### DATASET EXTRACT:

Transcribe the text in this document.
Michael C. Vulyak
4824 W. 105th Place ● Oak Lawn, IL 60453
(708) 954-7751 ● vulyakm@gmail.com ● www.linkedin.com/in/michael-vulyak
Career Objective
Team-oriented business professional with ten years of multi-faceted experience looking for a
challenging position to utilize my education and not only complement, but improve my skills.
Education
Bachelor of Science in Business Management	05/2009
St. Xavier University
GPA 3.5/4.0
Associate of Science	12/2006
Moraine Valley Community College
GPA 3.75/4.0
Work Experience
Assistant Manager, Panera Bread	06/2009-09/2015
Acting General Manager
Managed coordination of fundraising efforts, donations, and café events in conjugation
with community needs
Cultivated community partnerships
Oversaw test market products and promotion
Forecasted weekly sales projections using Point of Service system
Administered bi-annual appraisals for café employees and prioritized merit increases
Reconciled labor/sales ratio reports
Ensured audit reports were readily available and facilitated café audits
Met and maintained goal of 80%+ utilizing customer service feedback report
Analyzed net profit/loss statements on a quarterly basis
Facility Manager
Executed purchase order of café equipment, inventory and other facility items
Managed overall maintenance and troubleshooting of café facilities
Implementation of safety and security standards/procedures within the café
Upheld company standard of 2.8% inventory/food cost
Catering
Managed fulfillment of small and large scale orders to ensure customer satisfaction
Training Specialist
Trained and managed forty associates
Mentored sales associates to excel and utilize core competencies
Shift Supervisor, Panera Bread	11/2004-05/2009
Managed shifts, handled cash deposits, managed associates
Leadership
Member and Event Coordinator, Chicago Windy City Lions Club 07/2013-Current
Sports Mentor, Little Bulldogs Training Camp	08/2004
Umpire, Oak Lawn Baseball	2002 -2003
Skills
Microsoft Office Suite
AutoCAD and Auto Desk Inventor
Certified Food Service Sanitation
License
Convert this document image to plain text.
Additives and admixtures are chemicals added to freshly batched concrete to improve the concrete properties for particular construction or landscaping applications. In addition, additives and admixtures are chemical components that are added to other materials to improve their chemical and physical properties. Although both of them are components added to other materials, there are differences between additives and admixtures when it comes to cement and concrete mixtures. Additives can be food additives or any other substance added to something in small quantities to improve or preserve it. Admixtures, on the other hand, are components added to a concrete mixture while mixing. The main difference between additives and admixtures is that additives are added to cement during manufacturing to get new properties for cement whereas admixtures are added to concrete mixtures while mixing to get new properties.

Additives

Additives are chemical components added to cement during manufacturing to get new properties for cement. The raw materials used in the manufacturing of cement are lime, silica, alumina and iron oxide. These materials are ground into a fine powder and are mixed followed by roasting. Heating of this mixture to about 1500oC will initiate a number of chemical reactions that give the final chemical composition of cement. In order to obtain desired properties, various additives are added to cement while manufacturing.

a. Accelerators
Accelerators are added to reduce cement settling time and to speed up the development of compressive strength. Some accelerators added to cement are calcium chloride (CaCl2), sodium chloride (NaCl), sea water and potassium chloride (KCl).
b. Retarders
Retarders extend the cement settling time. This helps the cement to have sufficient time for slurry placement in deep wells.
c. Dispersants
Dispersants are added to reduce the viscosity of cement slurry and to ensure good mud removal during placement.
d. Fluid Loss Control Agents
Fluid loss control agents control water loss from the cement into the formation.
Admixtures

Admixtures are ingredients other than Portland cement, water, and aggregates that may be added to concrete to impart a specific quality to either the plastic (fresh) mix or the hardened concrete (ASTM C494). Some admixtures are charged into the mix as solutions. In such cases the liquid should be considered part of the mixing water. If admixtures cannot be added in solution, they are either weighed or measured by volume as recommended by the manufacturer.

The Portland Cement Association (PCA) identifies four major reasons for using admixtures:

### GIVEN PROBLEM:
All of the material must be reproduced exactly.

### RESPONSE FOR THIS EXERCISE:
Transcribe the text in this document.
Michael C. Vulyak
4824 W. 105th Place ● Oak Lawn, IL 60453
(708) 954-7751 ● vulyakm@gmail.com ● www.linkedin.com/in/michael-vulyak
Career Objective
Team-oriented business professional with ten years of multi-faceted experience looking for a
challenging position to utilize my education and not only complement, but improve my skills.
Education
Bachelor of Science in Business Management	05/2009
St. Xavier University
GPA 3.5/4.0
Associate of Science	12/2006
Moraine Valley Community College
GPA 3.75/4.0
Work Experience
Assistant Manager, Panera Bread	06/2009-09/2015
Acting General Manager
Managed coordination of fundraising efforts, donations, and café events in conjugation
with community needs
Cultivated community partnerships
Oversaw test market products and promotion
Forecasted weekly sales projections using Point of Service system
Administered bi-annual appraisals for café employees and prioritized merit increases
Reconciled labor/sales ratio reports
Ensured audit reports were readily available and facilitated café audits
Met and maintained goal of 80%+ utilizing customer service feedback report
Analyzed net profit/loss statements on a quarterly basis
Facility Manager
Executed purchase order of café equipment, inventory and other facility items
Managed overall maintenance and troubleshooting of café facilities
Implementation of safety and security standards/procedures within the café
Upheld company standard of 2.8% inventory/food cost
Catering
Managed fulfillment of small and large scale orders to ensure customer satisfaction
Training Specialist
Trained and managed forty associates
Mentored sales associates to excel and utilize core competencies
Shift Supervisor, Panera Bread	11/2004-05/2009
Managed shifts, handled cash deposits, managed associates
Leadership
Member and Event Coordinator, Chicago Windy City Lions Club 07/2013-Current
Sports Mentor, Little Bulldogs Training Camp	08/2004
Umpire, Oak Lawn Baseball	2002 -2003
Skills
Microsoft Office Suite
AutoCAD and Auto Desk Inventor
Certified Food Service Sanitation
License
Convert this document image to plain text.
Additives and admixtures are chemicals added to freshly batched concrete to improve the concrete properties for particular construction or landscaping applications. In addition, additives and admixtures are chemical components that are added to other materials to improve their chemical and physical properties. Although both of them are components added to other materials, there are differences between additives and admixtures when it comes to cement and concrete mixtures. Additives can be food additives or any other substance added to something in small quantities to improve or preserve it. Admixtures, on the other hand, are components added to a concrete mixture while mixing. The main difference between additives and admixtures is that additives are added to cement during manufacturing to get new properties for cement whereas admixtures are added to concrete mixtures while mixing to get new properties.

Additives

Additives are chemical components added to cement during manufacturing to get new properties for cement. The raw materials used in the manufacturing of cement are lime, silica, alumina and iron oxide. These materials are ground into a fine powder and are mixed followed by roasting. Heating of this mixture to about 1500oC will initiate a number of chemical reactions that give the final chemical composition of cement. In order to obtain desired properties, various additives are added to cement while manufacturing.

a. Accelerators
Accelerators are added to reduce cement settling time and to speed up the development of compressive strength. Some accelerators added to cement are calcium chloride (CaCl2), sodium chloride (NaCl), sea water and potassium chloride (KCl).
b. Retarders
Retarders extend the cement settling time. This helps the cement to have sufficient time for slurry placement in deep wells.
c. Dispersants
Dispersants are added to reduce the viscosity of cement slurry and to ensure good mud removal during placement.
d. Fluid Loss Control Agents
Fluid loss control agents control water loss from the cement into the formation.
Admixtures

Admixtures are ingredients other than Portland cement, water, and aggregates that may be added to concrete to impart a specific quality to either the plastic (fresh) mix or the hardened concrete (ASTM C494). Some admixtures are charged into the mix as solutions. In such cases the liquid should be considered part of the mixing water. If admixtures cannot be added in solution, they are either weighed or measured by volume as recommended by the manufacturer.

The Portland Cement Association (PCA) identifies four major reasons for using admixtures:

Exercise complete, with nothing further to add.